- The request: Find every line with the string "icon" in it, count them, and reply with that count only.

(Entries from a dataset)
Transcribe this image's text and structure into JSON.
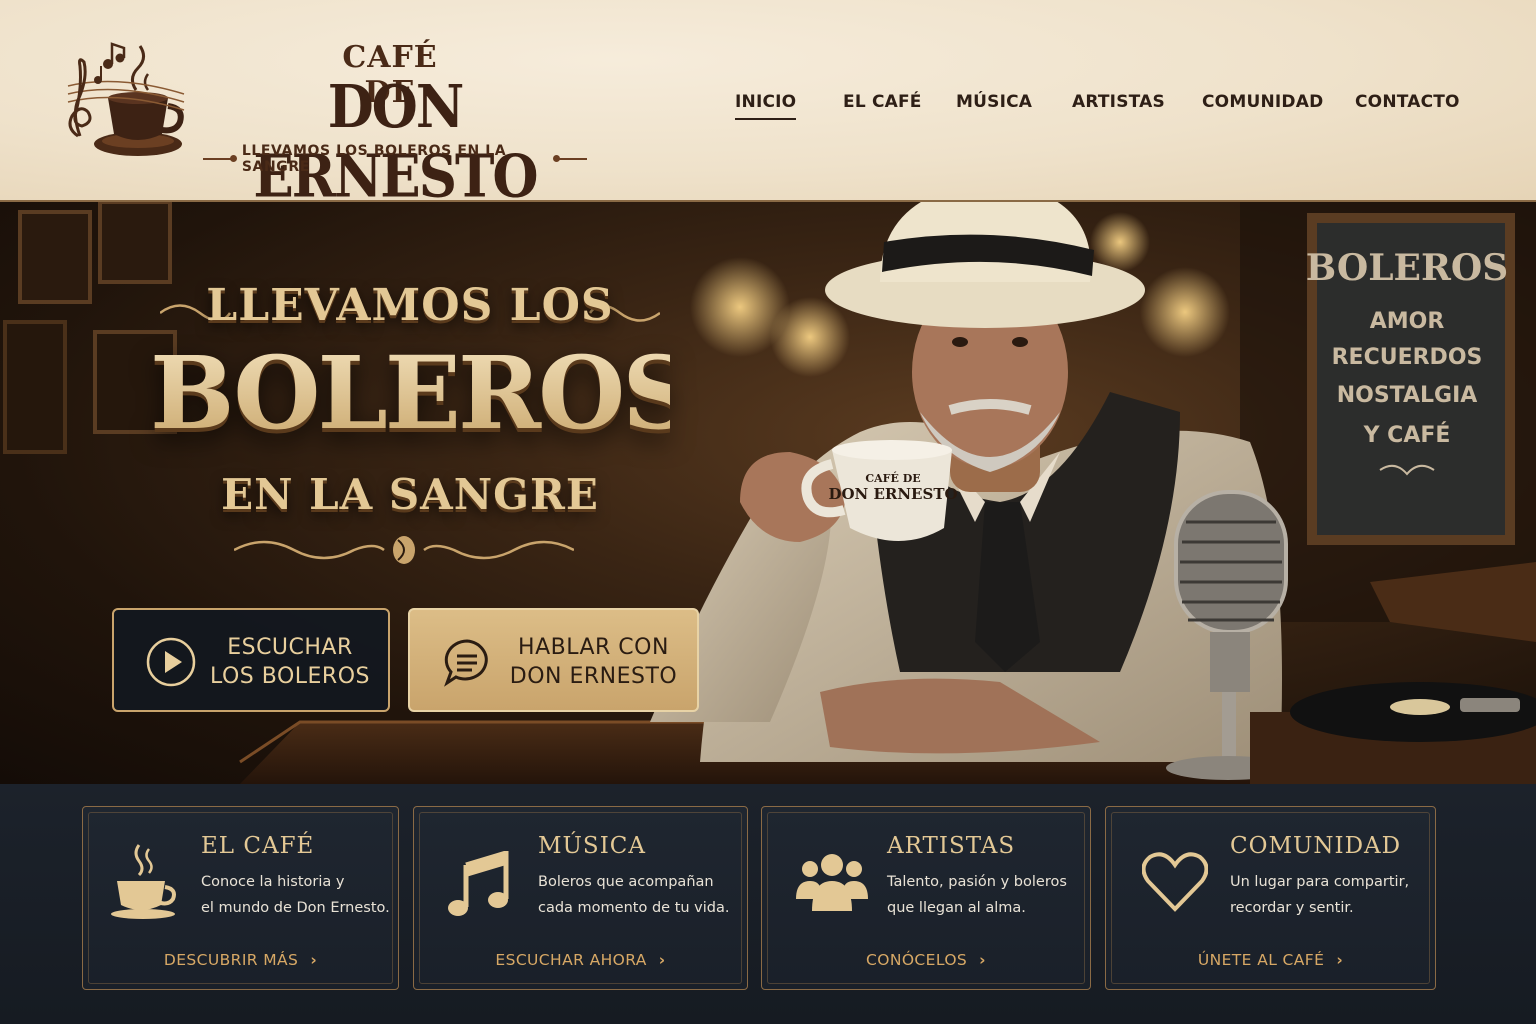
{
  "brand": {
    "line1": "CAFÉ DE",
    "line2": "DON ERNESTO",
    "tagline": "LLEVAMOS LOS BOLEROS EN LA SANGRE"
  },
  "nav": {
    "items": [
      {
        "label": "INICIO",
        "active": true
      },
      {
        "label": "EL CAFÉ",
        "active": false
      },
      {
        "label": "MÚSICA",
        "active": false
      },
      {
        "label": "ARTISTAS",
        "active": false
      },
      {
        "label": "COMUNIDAD",
        "active": false
      },
      {
        "label": "CONTACTO",
        "active": false
      }
    ]
  },
  "hero": {
    "line1": "LLEVAMOS LOS",
    "line2": "BOLEROS",
    "line3": "EN LA SANGRE",
    "cup_text_top": "CAFÉ DE",
    "cup_text_main": "DON ERNESTO",
    "sign": [
      "BOLEROS",
      "AMOR",
      "RECUERDOS",
      "NOSTALGIA",
      "Y CAFÉ"
    ],
    "cta_listen": {
      "line1": "ESCUCHAR",
      "line2": "LOS BOLEROS",
      "icon": "play-icon"
    },
    "cta_talk": {
      "line1": "HABLAR CON",
      "line2": "DON ERNESTO",
      "icon": "chat-icon"
    }
  },
  "cards": [
    {
      "title": "EL CAFÉ",
      "desc1": "Conoce la historia y",
      "desc2": "el mundo de Don Ernesto.",
      "link": "DESCUBRIR MÁS",
      "icon": "coffee-cup-icon"
    },
    {
      "title": "MÚSICA",
      "desc1": "Boleros que acompañan",
      "desc2": "cada momento de tu vida.",
      "link": "ESCUCHAR AHORA",
      "icon": "music-note-icon"
    },
    {
      "title": "ARTISTAS",
      "desc1": "Talento, pasión y boleros",
      "desc2": "que llegan al alma.",
      "link": "CONÓCELOS",
      "icon": "people-icon"
    },
    {
      "title": "COMUNIDAD",
      "desc1": "Un lugar para compartir,",
      "desc2": "recordar y sentir.",
      "link": "ÚNETE AL CAFÉ",
      "icon": "heart-icon"
    }
  ],
  "colors": {
    "header_bg": "#efe2cb",
    "brand_brown": "#3d2214",
    "gold": "#d7a865",
    "navy": "#1a2029"
  }
}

- Response for this exercise: 6